> **WHAT YOU HAVE TO DO**:
Reproduce the listing word for word, leaving every picture behind.

>> Begin RAW DATA

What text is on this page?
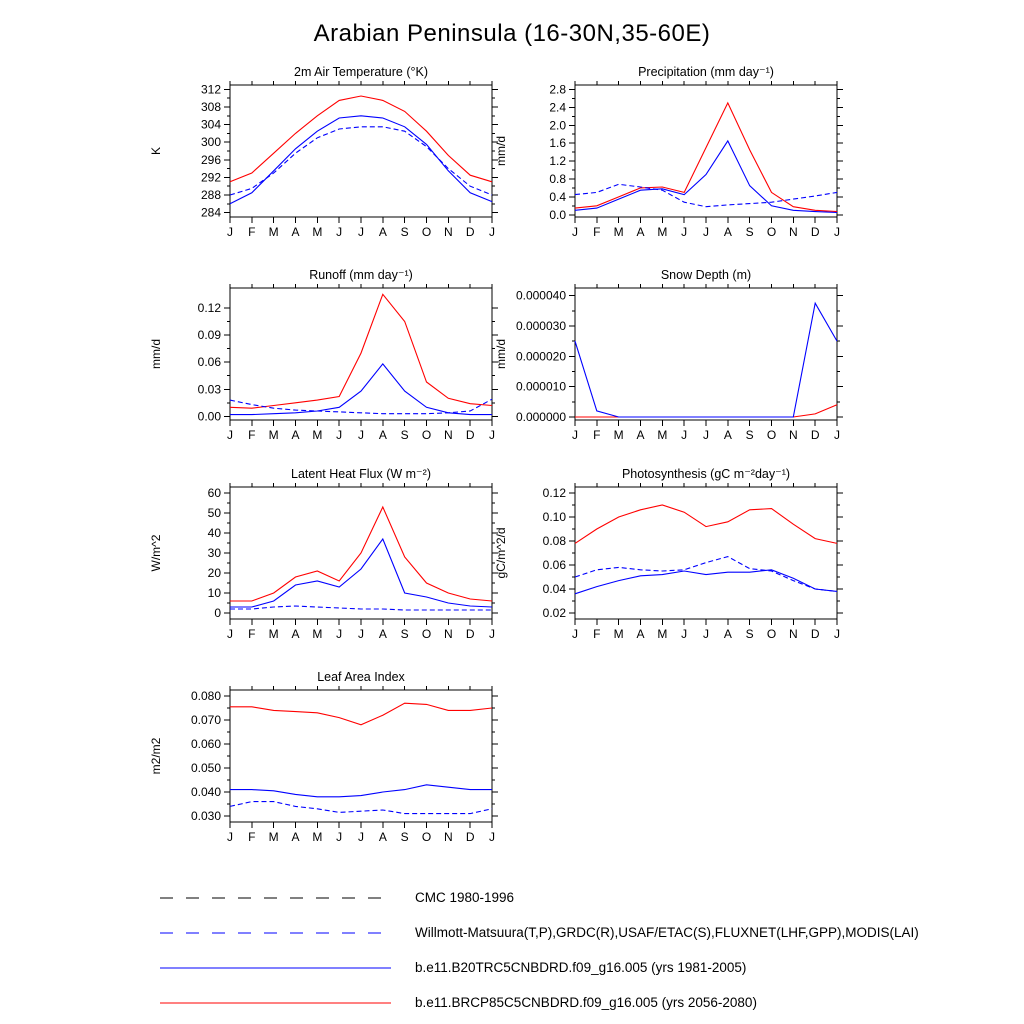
Arabian Peninsula (16-30N,35-60E)
2m Air Temperature (°K)
284
288
292
296
300
304
308
312
J F M A M J J A S O N D J
K
Precipitation (mm day⁻¹)
0.0
0.4
0.8
1.2
1.6
2.0
2.4
2.8
J F M A M J J A S O N D J
mm/d
Runoff (mm day⁻¹)
0.00
0.03
0.06
0.09
0.12
J F M A M J J A S O N D J
mm/d
Snow Depth (m)
0.000000
0.000010
0.000020
0.000030
0.000040
J F M A M J J A S O N D J
mm/d
Latent Heat Flux (W m⁻²)
0
10
20
30
40
50
60
J F M A M J J A S O N D J
W/m^2
Photosynthesis (gC m⁻²day⁻¹)
0.02
0.04
0.06
0.08
0.10
0.12
J F M A M J J A S O N D J
gC/m^2/d
Leaf Area Index
0.030
0.040
0.050
0.060
0.070
0.080
J F M A M J J A S O N D J
m2/m2
CMC 1980-1996
Willmott-Matsuura(T,P),GRDC(R),USAF/ETAC(S),FLUXNET(LHF,GPP),MODIS(LAI)
b.e11.B20TRC5CNBDRD.f09_g16.005 (yrs 1981-2005)
b.e11.BRCP85C5CNBDRD.f09_g16.005 (yrs 2056-2080)
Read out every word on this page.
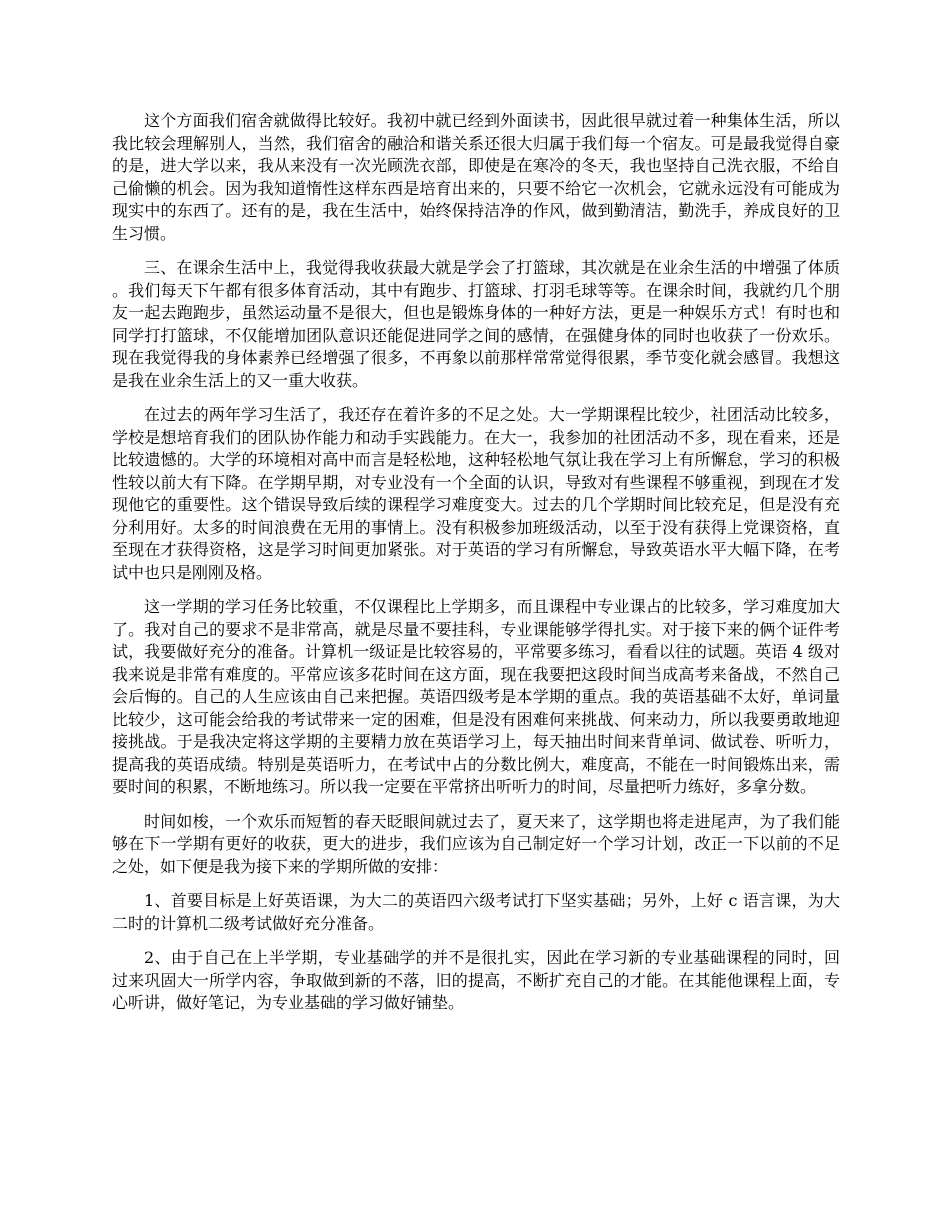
这个方面我们宿舍就做得比较好。我初中就已经到外面读书，因此很早就过着一种集体生活，所以我比较会理解别人，当然，我们宿舍的融洽和谐关系还很大归属于我们每一个宿友。可是最我觉得自豪的是，进大学以来，我从来没有一次光顾洗衣部，即使是在寒冷的冬天，我也坚持自己洗衣服，不给自己偷懒的机会。因为我知道惰性这样东西是培育出来的，只要不给它一次机会，它就永远没有可能成为现实中的东西了。还有的是，我在生活中，始终保持洁净的作风，做到勤清洁，勤洗手，养成良好的卫生习惯。

三、在课余生活中上，我觉得我收获最大就是学会了打篮球，其次就是在业余生活的中增强了体质。我们每天下午都有很多体育活动，其中有跑步、打篮球、打羽毛球等等。在课余时间，我就约几个朋友一起去跑跑步，虽然运动量不是很大，但也是锻炼身体的一种好方法，更是一种娱乐方式！有时也和同学打打篮球，不仅能增加团队意识还能促进同学之间的感情，在强健身体的同时也收获了一份欢乐。现在我觉得我的身体素养已经增强了很多，不再象以前那样常常觉得很累，季节变化就会感冒。我想这是我在业余生活上的又一重大收获。

在过去的两年学习生活了，我还存在着许多的不足之处。大一学期课程比较少，社团活动比较多，学校是想培育我们的团队协作能力和动手实践能力。在大一，我参加的社团活动不多，现在看来，还是比较遗憾的。大学的环境相对高中而言是轻松地，这种轻松地气氛让我在学习上有所懈怠，学习的积极性较以前大有下降。在学期早期，对专业没有一个全面的认识，导致对有些课程不够重视，到现在才发现他它的重要性。这个错误导致后续的课程学习难度变大。过去的几个学期时间比较充足，但是没有充分利用好。太多的时间浪费在无用的事情上。没有积极参加班级活动，以至于没有获得上党课资格，直至现在才获得资格，这是学习时间更加紧张。对于英语的学习有所懈怠，导致英语水平大幅下降，在考试中也只是刚刚及格。

这一学期的学习任务比较重，不仅课程比上学期多，而且课程中专业课占的比较多，学习难度加大了。我对自己的要求不是非常高，就是尽量不要挂科，专业课能够学得扎实。对于接下来的俩个证件考试，我要做好充分的准备。计算机一级证是比较容易的，平常要多练习，看看以往的试题。英语 4 级对我来说是非常有难度的。平常应该多花时间在这方面，现在我要把这段时间当成高考来备战，不然自己会后悔的。自己的人生应该由自己来把握。英语四级考是本学期的重点。我的英语基础不太好，单词量比较少，这可能会给我的考试带来一定的困难，但是没有困难何来挑战、何来动力，所以我要勇敢地迎接挑战。于是我决定将这学期的主要精力放在英语学习上，每天抽出时间来背单词、做试卷、听听力，提高我的英语成绩。特别是英语听力，在考试中占的分数比例大，难度高，不能在一时间锻炼出来，需要时间的积累，不断地练习。所以我一定要在平常挤出听听力的时间，尽量把听力练好，多拿分数。

时间如梭，一个欢乐而短暂的春天眨眼间就过去了，夏天来了，这学期也将走进尾声，为了我们能够在下一学期有更好的收获，更大的进步，我们应该为自己制定好一个学习计划，改正一下以前的不足之处，如下便是我为接下来的学期所做的安排：

1、首要目标是上好英语课，为大二的英语四六级考试打下坚实基础；另外，上好 c 语言课，为大二时的计算机二级考试做好充分准备。

2、由于自己在上半学期，专业基础学的并不是很扎实，因此在学习新的专业基础课程的同时，回过来巩固大一所学内容，争取做到新的不落，旧的提高，不断扩充自己的才能。在其能他课程上面，专心听讲，做好笔记，为专业基础的学习做好铺垫。
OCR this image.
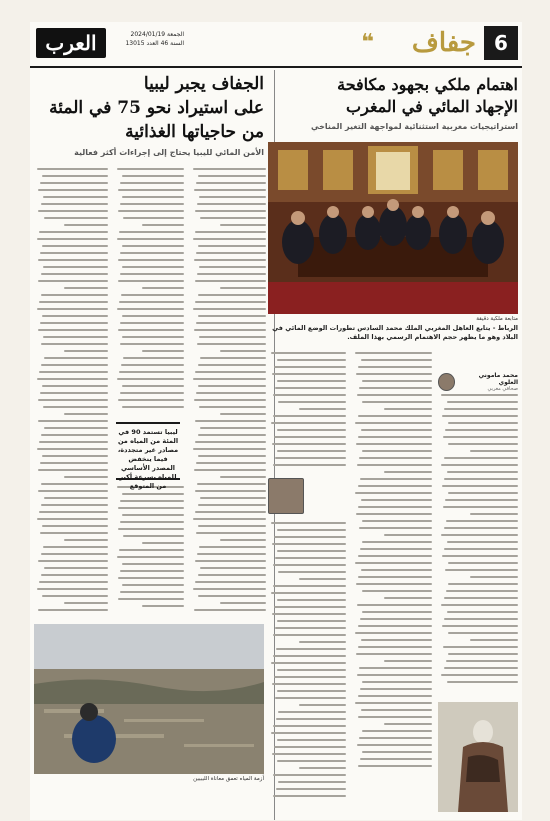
العرب	الجمعة 2024/01/19
السنة 46 العدد 13015	❝ جفاف 6
اهتمام ملكي بجهود مكافحة
الإجهاد المائي في المغرب
استراتيجيات مغربية استثنائية لمواجهة التغير المناخي
متابعة ملكية دقيقة
الرباط - يتابع العاهل المغربي الملك محمد السادس تطورات الوضع المائي في البلاد وهو ما يظهر حجم الاهتمام الرسمي بهذا الملف.
محمد ماموني العلوي
صحافي مغربي
الجفاف يجبر ليبيا
على استيراد نحو 75 في المئة
من حاجياتها الغذائية
الأمن المائي لليبيا يحتاج إلى إجراءات أكثر فعالية
ليبيا تستمد 90 في المئة من المياه من مصادر غير متجددة، فيما ينخفض المصدر الأساسي للمياه بسرعة أكبر من المتوقع
أزمة المياه تعمق معاناة الليبيين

>> End RAW DATA

> **EXERCISE ANSWER**:
What text is on this page?
Arabian Peninsula (16-30N,35-60E)
2m Air Temperature (°K)
284
288
292
296
300
304
308
312
J F M A M J J A S O N D J
K
Precipitation (mm day⁻¹)
0.0
0.4
0.8
1.2
1.6
2.0
2.4
2.8
J F M A M J J A S O N D J
mm/d
Runoff (mm day⁻¹)
0.00
0.03
0.06
0.09
0.12
J F M A M J J A S O N D J
mm/d
Snow Depth (m)
0.000000
0.000010
0.000020
0.000030
0.000040
J F M A M J J A S O N D J
mm/d
Latent Heat Flux (W m⁻²)
0
10
20
30
40
50
60
J F M A M J J A S O N D J
W/m^2
Photosynthesis (gC m⁻²day⁻¹)
0.02
0.04
0.06
0.08
0.10
0.12
J F M A M J J A S O N D J
gC/m^2/d
Leaf Area Index
0.030
0.040
0.050
0.060
0.070
0.080
J F M A M J J A S O N D J
m2/m2
CMC 1980-1996
Willmott-Matsuura(T,P),GRDC(R),USAF/ETAC(S),FLUXNET(LHF,GPP),MODIS(LAI)
b.e11.B20TRC5CNBDRD.f09_g16.005 (yrs 1981-2005)
b.e11.BRCP85C5CNBDRD.f09_g16.005 (yrs 2056-2080)
Read out every word on this page.
这个方面我们宿舍就做得比较好。我初中就已经到外面读书，因此很早就过着一种集体生活，所以我比较会理解别人，当然，我们宿舍的融洽和谐关系还很大归属于我们每一个宿友。可是最我觉得自豪的是，进大学以来，我从来没有一次光顾洗衣部，即使是在寒冷的冬天，我也坚持自己洗衣服，不给自己偷懒的机会。因为我知道惰性这样东西是培育出来的，只要不给它一次机会，它就永远没有可能成为现实中的东西了。还有的是，我在生活中，始终保持洁净的作风，做到勤清洁，勤洗手，养成良好的卫生习惯。

三、在课余生活中上，我觉得我收获最大就是学会了打篮球，其次就是在业余生活的中增强了体质。我们每天下午都有很多体育活动，其中有跑步、打篮球、打羽毛球等等。在课余时间，我就约几个朋友一起去跑跑步，虽然运动量不是很大，但也是锻炼身体的一种好方法，更是一种娱乐方式！有时也和同学打打篮球，不仅能增加团队意识还能促进同学之间的感情，在强健身体的同时也收获了一份欢乐。现在我觉得我的身体素养已经增强了很多，不再象以前那样常常觉得很累，季节变化就会感冒。我想这是我在业余生活上的又一重大收获。

在过去的两年学习生活了，我还存在着许多的不足之处。大一学期课程比较少，社团活动比较多，学校是想培育我们的团队协作能力和动手实践能力。在大一，我参加的社团活动不多，现在看来，还是比较遗憾的。大学的环境相对高中而言是轻松地，这种轻松地气氛让我在学习上有所懈怠，学习的积极性较以前大有下降。在学期早期，对专业没有一个全面的认识，导致对有些课程不够重视，到现在才发现他它的重要性。这个错误导致后续的课程学习难度变大。过去的几个学期时间比较充足，但是没有充分利用好。太多的时间浪费在无用的事情上。没有积极参加班级活动，以至于没有获得上党课资格，直至现在才获得资格，这是学习时间更加紧张。对于英语的学习有所懈怠，导致英语水平大幅下降，在考试中也只是刚刚及格。

这一学期的学习任务比较重，不仅课程比上学期多，而且课程中专业课占的比较多，学习难度加大了。我对自己的要求不是非常高，就是尽量不要挂科，专业课能够学得扎实。对于接下来的俩个证件考试，我要做好充分的准备。计算机一级证是比较容易的，平常要多练习，看看以往的试题。英语 4 级对我来说是非常有难度的。平常应该多花时间在这方面，现在我要把这段时间当成高考来备战，不然自己会后悔的。自己的人生应该由自己来把握。英语四级考是本学期的重点。我的英语基础不太好，单词量比较少，这可能会给我的考试带来一定的困难，但是没有困难何来挑战、何来动力，所以我要勇敢地迎接挑战。于是我决定将这学期的主要精力放在英语学习上，每天抽出时间来背单词、做试卷、听听力，提高我的英语成绩。特别是英语听力，在考试中占的分数比例大，难度高，不能在一时间锻炼出来，需要时间的积累，不断地练习。所以我一定要在平常挤出听听力的时间，尽量把听力练好，多拿分数。

时间如梭，一个欢乐而短暂的春天眨眼间就过去了，夏天来了，这学期也将走进尾声，为了我们能够在下一学期有更好的收获，更大的进步，我们应该为自己制定好一个学习计划，改正一下以前的不足之处，如下便是我为接下来的学期所做的安排：

1、首要目标是上好英语课，为大二的英语四六级考试打下坚实基础；另外，上好 c 语言课，为大二时的计算机二级考试做好充分准备。

2、由于自己在上半学期，专业基础学的并不是很扎实，因此在学习新的专业基础课程的同时，回过来巩固大一所学内容，争取做到新的不落，旧的提高，不断扩充自己的才能。在其能他课程上面，专心听讲，做好笔记，为专业基础的学习做好铺垫。
OCR this image.
العرب	الجمعة 2024/01/19
السنة 46 العدد 13015	❝ جفاف 6
اهتمام ملكي بجهود مكافحة
الإجهاد المائي في المغرب
استراتيجيات مغربية استثنائية لمواجهة التغير المناخي
متابعة ملكية دقيقة
الرباط - يتابع العاهل المغربي الملك محمد السادس تطورات الوضع المائي في البلاد وهو ما يظهر حجم الاهتمام الرسمي بهذا الملف.
محمد ماموني العلوي
صحافي مغربي
الجفاف يجبر ليبيا
على استيراد نحو 75 في المئة
من حاجياتها الغذائية
الأمن المائي لليبيا يحتاج إلى إجراءات أكثر فعالية
ليبيا تستمد 90 في المئة من المياه من مصادر غير متجددة، فيما ينخفض المصدر الأساسي للمياه بسرعة أكبر من المتوقع
أزمة المياه تعمق معاناة الليبيين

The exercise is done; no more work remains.